■ **WRITTEN PROBLEM**: In your copy, include every line of the listing below exactly but none of the pictures.

(Entries from a visual dataset)
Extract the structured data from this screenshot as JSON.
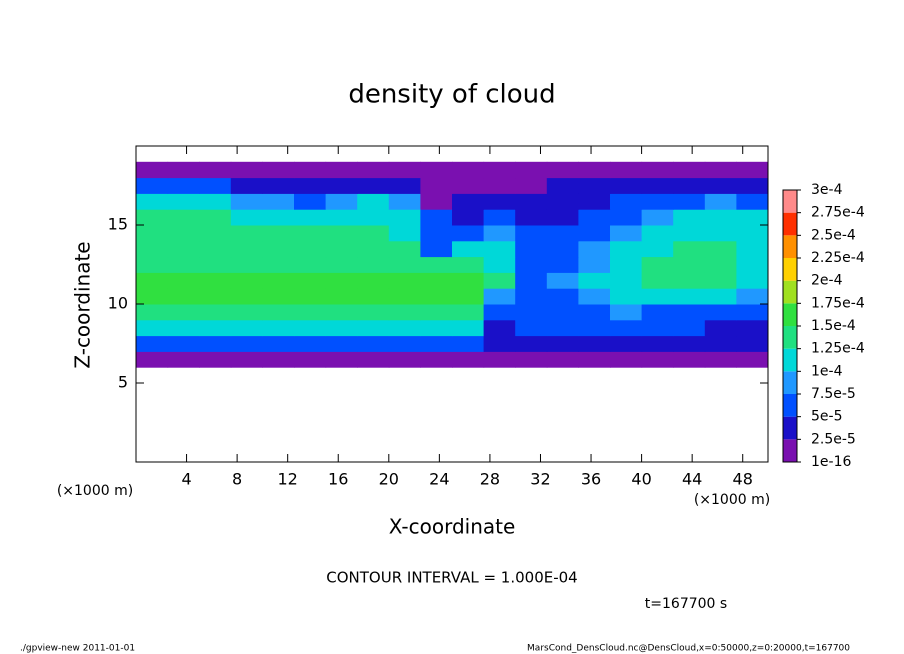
{
  "chart_data": {
    "type": "heatmap",
    "title": "density of cloud",
    "x_label": "X-coordinate",
    "y_label": "Z-coordinate",
    "x_unit": "(×1000 m)",
    "y_unit": "(×1000 m)",
    "contour_note": "CONTOUR INTERVAL = 1.000E-04",
    "time_note": "t=167700 s",
    "footer_left": "./gpview-new  2011-01-01",
    "footer_right": "MarsCond_DensCloud.nc@DensCloud,x=0:50000,z=0:20000,t=167700",
    "xlim": [
      0,
      50
    ],
    "ylim": [
      0,
      20
    ],
    "xticks": [
      4,
      8,
      12,
      16,
      20,
      24,
      28,
      32,
      36,
      40,
      44,
      48
    ],
    "yticks": [
      5,
      10,
      15
    ],
    "x": [
      1.25,
      3.75,
      6.25,
      8.75,
      11.25,
      13.75,
      16.25,
      18.75,
      21.25,
      23.75,
      26.25,
      28.75,
      31.25,
      33.75,
      36.25,
      38.75,
      41.25,
      43.75,
      46.25,
      48.75
    ],
    "y": [
      6.5,
      7.5,
      8.5,
      9.5,
      10.5,
      11.5,
      12.5,
      13.5,
      14.5,
      15.5,
      16.5,
      17.5,
      18.5
    ],
    "values": [
      [
        2e-05,
        2e-05,
        2e-05,
        2e-05,
        2e-05,
        2e-05,
        2e-05,
        2e-05,
        2e-05,
        2e-05,
        2e-05,
        1e-05,
        1e-05,
        1e-05,
        1e-05,
        1e-05,
        1e-05,
        1e-05,
        1e-05,
        1e-05
      ],
      [
        6e-05,
        6e-05,
        6e-05,
        6e-05,
        6e-05,
        6e-05,
        6e-05,
        6e-05,
        6e-05,
        6e-05,
        5e-05,
        3e-05,
        3e-05,
        4e-05,
        4e-05,
        4e-05,
        4e-05,
        4e-05,
        3e-05,
        3e-05
      ],
      [
        0.00011,
        0.00011,
        0.00011,
        0.00011,
        0.00011,
        0.00011,
        0.00011,
        0.00011,
        0.00011,
        0.00012,
        0.0001,
        4e-05,
        5e-05,
        5e-05,
        5e-05,
        6e-05,
        5e-05,
        5e-05,
        4e-05,
        4e-05
      ],
      [
        0.000145,
        0.000145,
        0.000145,
        0.000145,
        0.000145,
        0.000145,
        0.000145,
        0.000145,
        0.000145,
        0.000145,
        0.00013,
        6e-05,
        6e-05,
        6e-05,
        7e-05,
        8e-05,
        7e-05,
        7e-05,
        6e-05,
        5e-05
      ],
      [
        0.00015,
        0.00015,
        0.00015,
        0.00015,
        0.00015,
        0.00015,
        0.00015,
        0.00015,
        0.00015,
        0.00015,
        0.00015,
        9e-05,
        6e-05,
        7e-05,
        9e-05,
        0.00011,
        0.00012,
        0.00012,
        0.00011,
        8e-05
      ],
      [
        0.00015,
        0.00015,
        0.00015,
        0.00015,
        0.00015,
        0.00015,
        0.00015,
        0.00015,
        0.00015,
        0.00015,
        0.00015,
        0.00013,
        6e-05,
        8e-05,
        0.0001,
        0.00012,
        0.00013,
        0.00013,
        0.00013,
        0.00011
      ],
      [
        0.000145,
        0.000145,
        0.000145,
        0.000145,
        0.000145,
        0.000145,
        0.000145,
        0.000145,
        0.000145,
        0.00014,
        0.00013,
        0.00012,
        7e-05,
        7e-05,
        9e-05,
        0.00011,
        0.00013,
        0.000135,
        0.00013,
        0.00012
      ],
      [
        0.00014,
        0.00014,
        0.00014,
        0.00014,
        0.00014,
        0.00014,
        0.00014,
        0.00014,
        0.00013,
        7e-05,
        0.00012,
        0.00012,
        7e-05,
        6e-05,
        8e-05,
        0.0001,
        0.00012,
        0.00013,
        0.00013,
        0.00012
      ],
      [
        0.00014,
        0.00014,
        0.000135,
        0.000135,
        0.00013,
        0.00013,
        0.000125,
        0.000125,
        0.00012,
        6e-05,
        5e-05,
        9e-05,
        6e-05,
        5e-05,
        7e-05,
        9e-05,
        0.00011,
        0.00012,
        0.00012,
        0.00011
      ],
      [
        0.00013,
        0.00013,
        0.000125,
        0.00012,
        0.00012,
        0.000115,
        0.00011,
        0.00011,
        0.00011,
        5e-05,
        4e-05,
        6e-05,
        4e-05,
        4e-05,
        5e-05,
        7e-05,
        8e-05,
        0.0001,
        0.00011,
        0.0001
      ],
      [
        0.00011,
        0.000105,
        0.0001,
        9e-05,
        8e-05,
        7e-05,
        9e-05,
        0.0001,
        9e-05,
        2e-05,
        4e-05,
        3e-05,
        4e-05,
        4e-05,
        4e-05,
        5e-05,
        6e-05,
        7e-05,
        8e-05,
        7e-05
      ],
      [
        5e-05,
        5e-05,
        5e-05,
        4e-05,
        4e-05,
        3e-05,
        3e-05,
        4e-05,
        3e-05,
        1e-05,
        2e-05,
        1e-05,
        2e-05,
        3e-05,
        3e-05,
        3e-05,
        4e-05,
        3e-05,
        3e-05,
        3e-05
      ],
      [
        1e-05,
        1e-05,
        1e-05,
        1e-05,
        1e-05,
        1e-05,
        1e-05,
        1e-05,
        1e-05,
        1e-05,
        1e-05,
        1e-05,
        1e-05,
        1e-05,
        1e-05,
        1e-05,
        1e-05,
        1e-05,
        1e-05,
        1e-05
      ]
    ],
    "colorbar": {
      "ticks": [
        {
          "value": 1e-16,
          "label": "1e-16"
        },
        {
          "value": 2.5e-05,
          "label": "2.5e-5"
        },
        {
          "value": 5e-05,
          "label": "5e-5"
        },
        {
          "value": 7.5e-05,
          "label": "7.5e-5"
        },
        {
          "value": 0.0001,
          "label": "1e-4"
        },
        {
          "value": 0.000125,
          "label": "1.25e-4"
        },
        {
          "value": 0.00015,
          "label": "1.5e-4"
        },
        {
          "value": 0.000175,
          "label": "1.75e-4"
        },
        {
          "value": 0.0002,
          "label": "2e-4"
        },
        {
          "value": 0.000225,
          "label": "2.25e-4"
        },
        {
          "value": 0.00025,
          "label": "2.5e-4"
        },
        {
          "value": 0.000275,
          "label": "2.75e-4"
        },
        {
          "value": 0.0003,
          "label": "3e-4"
        }
      ],
      "colors": [
        "#7a10b0",
        "#1a10c8",
        "#0050ff",
        "#2098ff",
        "#00d8d8",
        "#20e080",
        "#30e040",
        "#a0e020",
        "#ffd000",
        "#ff9000",
        "#ff3000",
        "#ff8a8a"
      ]
    }
  }
}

■ **OUTPUT FOR THIS TASK**:
Extract the structured data from this screenshot as JSON.
{
  "chart_data": {
    "type": "heatmap",
    "title": "density of cloud",
    "x_label": "X-coordinate",
    "y_label": "Z-coordinate",
    "x_unit": "(×1000 m)",
    "y_unit": "(×1000 m)",
    "contour_note": "CONTOUR INTERVAL = 1.000E-04",
    "time_note": "t=167700 s",
    "footer_left": "./gpview-new  2011-01-01",
    "footer_right": "MarsCond_DensCloud.nc@DensCloud,x=0:50000,z=0:20000,t=167700",
    "xlim": [
      0,
      50
    ],
    "ylim": [
      0,
      20
    ],
    "xticks": [
      4,
      8,
      12,
      16,
      20,
      24,
      28,
      32,
      36,
      40,
      44,
      48
    ],
    "yticks": [
      5,
      10,
      15
    ],
    "x": [
      1.25,
      3.75,
      6.25,
      8.75,
      11.25,
      13.75,
      16.25,
      18.75,
      21.25,
      23.75,
      26.25,
      28.75,
      31.25,
      33.75,
      36.25,
      38.75,
      41.25,
      43.75,
      46.25,
      48.75
    ],
    "y": [
      6.5,
      7.5,
      8.5,
      9.5,
      10.5,
      11.5,
      12.5,
      13.5,
      14.5,
      15.5,
      16.5,
      17.5,
      18.5
    ],
    "values": [
      [
        2e-05,
        2e-05,
        2e-05,
        2e-05,
        2e-05,
        2e-05,
        2e-05,
        2e-05,
        2e-05,
        2e-05,
        2e-05,
        1e-05,
        1e-05,
        1e-05,
        1e-05,
        1e-05,
        1e-05,
        1e-05,
        1e-05,
        1e-05
      ],
      [
        6e-05,
        6e-05,
        6e-05,
        6e-05,
        6e-05,
        6e-05,
        6e-05,
        6e-05,
        6e-05,
        6e-05,
        5e-05,
        3e-05,
        3e-05,
        4e-05,
        4e-05,
        4e-05,
        4e-05,
        4e-05,
        3e-05,
        3e-05
      ],
      [
        0.00011,
        0.00011,
        0.00011,
        0.00011,
        0.00011,
        0.00011,
        0.00011,
        0.00011,
        0.00011,
        0.00012,
        0.0001,
        4e-05,
        5e-05,
        5e-05,
        5e-05,
        6e-05,
        5e-05,
        5e-05,
        4e-05,
        4e-05
      ],
      [
        0.000145,
        0.000145,
        0.000145,
        0.000145,
        0.000145,
        0.000145,
        0.000145,
        0.000145,
        0.000145,
        0.000145,
        0.00013,
        6e-05,
        6e-05,
        6e-05,
        7e-05,
        8e-05,
        7e-05,
        7e-05,
        6e-05,
        5e-05
      ],
      [
        0.00015,
        0.00015,
        0.00015,
        0.00015,
        0.00015,
        0.00015,
        0.00015,
        0.00015,
        0.00015,
        0.00015,
        0.00015,
        9e-05,
        6e-05,
        7e-05,
        9e-05,
        0.00011,
        0.00012,
        0.00012,
        0.00011,
        8e-05
      ],
      [
        0.00015,
        0.00015,
        0.00015,
        0.00015,
        0.00015,
        0.00015,
        0.00015,
        0.00015,
        0.00015,
        0.00015,
        0.00015,
        0.00013,
        6e-05,
        8e-05,
        0.0001,
        0.00012,
        0.00013,
        0.00013,
        0.00013,
        0.00011
      ],
      [
        0.000145,
        0.000145,
        0.000145,
        0.000145,
        0.000145,
        0.000145,
        0.000145,
        0.000145,
        0.000145,
        0.00014,
        0.00013,
        0.00012,
        7e-05,
        7e-05,
        9e-05,
        0.00011,
        0.00013,
        0.000135,
        0.00013,
        0.00012
      ],
      [
        0.00014,
        0.00014,
        0.00014,
        0.00014,
        0.00014,
        0.00014,
        0.00014,
        0.00014,
        0.00013,
        7e-05,
        0.00012,
        0.00012,
        7e-05,
        6e-05,
        8e-05,
        0.0001,
        0.00012,
        0.00013,
        0.00013,
        0.00012
      ],
      [
        0.00014,
        0.00014,
        0.000135,
        0.000135,
        0.00013,
        0.00013,
        0.000125,
        0.000125,
        0.00012,
        6e-05,
        5e-05,
        9e-05,
        6e-05,
        5e-05,
        7e-05,
        9e-05,
        0.00011,
        0.00012,
        0.00012,
        0.00011
      ],
      [
        0.00013,
        0.00013,
        0.000125,
        0.00012,
        0.00012,
        0.000115,
        0.00011,
        0.00011,
        0.00011,
        5e-05,
        4e-05,
        6e-05,
        4e-05,
        4e-05,
        5e-05,
        7e-05,
        8e-05,
        0.0001,
        0.00011,
        0.0001
      ],
      [
        0.00011,
        0.000105,
        0.0001,
        9e-05,
        8e-05,
        7e-05,
        9e-05,
        0.0001,
        9e-05,
        2e-05,
        4e-05,
        3e-05,
        4e-05,
        4e-05,
        4e-05,
        5e-05,
        6e-05,
        7e-05,
        8e-05,
        7e-05
      ],
      [
        5e-05,
        5e-05,
        5e-05,
        4e-05,
        4e-05,
        3e-05,
        3e-05,
        4e-05,
        3e-05,
        1e-05,
        2e-05,
        1e-05,
        2e-05,
        3e-05,
        3e-05,
        3e-05,
        4e-05,
        3e-05,
        3e-05,
        3e-05
      ],
      [
        1e-05,
        1e-05,
        1e-05,
        1e-05,
        1e-05,
        1e-05,
        1e-05,
        1e-05,
        1e-05,
        1e-05,
        1e-05,
        1e-05,
        1e-05,
        1e-05,
        1e-05,
        1e-05,
        1e-05,
        1e-05,
        1e-05,
        1e-05
      ]
    ],
    "colorbar": {
      "ticks": [
        {
          "value": 1e-16,
          "label": "1e-16"
        },
        {
          "value": 2.5e-05,
          "label": "2.5e-5"
        },
        {
          "value": 5e-05,
          "label": "5e-5"
        },
        {
          "value": 7.5e-05,
          "label": "7.5e-5"
        },
        {
          "value": 0.0001,
          "label": "1e-4"
        },
        {
          "value": 0.000125,
          "label": "1.25e-4"
        },
        {
          "value": 0.00015,
          "label": "1.5e-4"
        },
        {
          "value": 0.000175,
          "label": "1.75e-4"
        },
        {
          "value": 0.0002,
          "label": "2e-4"
        },
        {
          "value": 0.000225,
          "label": "2.25e-4"
        },
        {
          "value": 0.00025,
          "label": "2.5e-4"
        },
        {
          "value": 0.000275,
          "label": "2.75e-4"
        },
        {
          "value": 0.0003,
          "label": "3e-4"
        }
      ],
      "colors": [
        "#7a10b0",
        "#1a10c8",
        "#0050ff",
        "#2098ff",
        "#00d8d8",
        "#20e080",
        "#30e040",
        "#a0e020",
        "#ffd000",
        "#ff9000",
        "#ff3000",
        "#ff8a8a"
      ]
    }
  }
}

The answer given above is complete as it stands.